Quote all of the entries word for word.

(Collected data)
==============================

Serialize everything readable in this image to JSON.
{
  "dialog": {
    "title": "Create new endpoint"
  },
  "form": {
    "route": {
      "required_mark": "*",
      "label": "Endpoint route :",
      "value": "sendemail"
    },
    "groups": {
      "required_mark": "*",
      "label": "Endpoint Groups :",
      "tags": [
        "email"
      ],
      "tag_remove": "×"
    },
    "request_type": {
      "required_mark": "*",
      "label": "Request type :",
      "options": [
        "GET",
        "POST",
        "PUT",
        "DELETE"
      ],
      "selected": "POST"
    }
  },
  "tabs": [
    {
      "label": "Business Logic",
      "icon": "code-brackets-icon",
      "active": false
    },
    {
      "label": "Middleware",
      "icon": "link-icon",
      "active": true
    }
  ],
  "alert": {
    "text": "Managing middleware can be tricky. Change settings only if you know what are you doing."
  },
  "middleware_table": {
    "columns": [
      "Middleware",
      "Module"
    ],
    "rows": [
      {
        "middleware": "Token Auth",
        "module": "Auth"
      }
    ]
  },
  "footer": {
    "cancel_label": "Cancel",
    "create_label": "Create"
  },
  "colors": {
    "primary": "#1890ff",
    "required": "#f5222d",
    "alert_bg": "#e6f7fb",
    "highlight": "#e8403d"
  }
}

==============================

## Answer to this task:
Serialize everything readable in this image to JSON.
{
  "dialog": {
    "title": "Create new endpoint"
  },
  "form": {
    "route": {
      "required_mark": "*",
      "label": "Endpoint route :",
      "value": "sendemail"
    },
    "groups": {
      "required_mark": "*",
      "label": "Endpoint Groups :",
      "tags": [
        "email"
      ],
      "tag_remove": "×"
    },
    "request_type": {
      "required_mark": "*",
      "label": "Request type :",
      "options": [
        "GET",
        "POST",
        "PUT",
        "DELETE"
      ],
      "selected": "POST"
    }
  },
  "tabs": [
    {
      "label": "Business Logic",
      "icon": "code-brackets-icon",
      "active": false
    },
    {
      "label": "Middleware",
      "icon": "link-icon",
      "active": true
    }
  ],
  "alert": {
    "text": "Managing middleware can be tricky. Change settings only if you know what are you doing."
  },
  "middleware_table": {
    "columns": [
      "Middleware",
      "Module"
    ],
    "rows": [
      {
        "middleware": "Token Auth",
        "module": "Auth"
      }
    ]
  },
  "footer": {
    "cancel_label": "Cancel",
    "create_label": "Create"
  },
  "colors": {
    "primary": "#1890ff",
    "required": "#f5222d",
    "alert_bg": "#e6f7fb",
    "highlight": "#e8403d"
  }
}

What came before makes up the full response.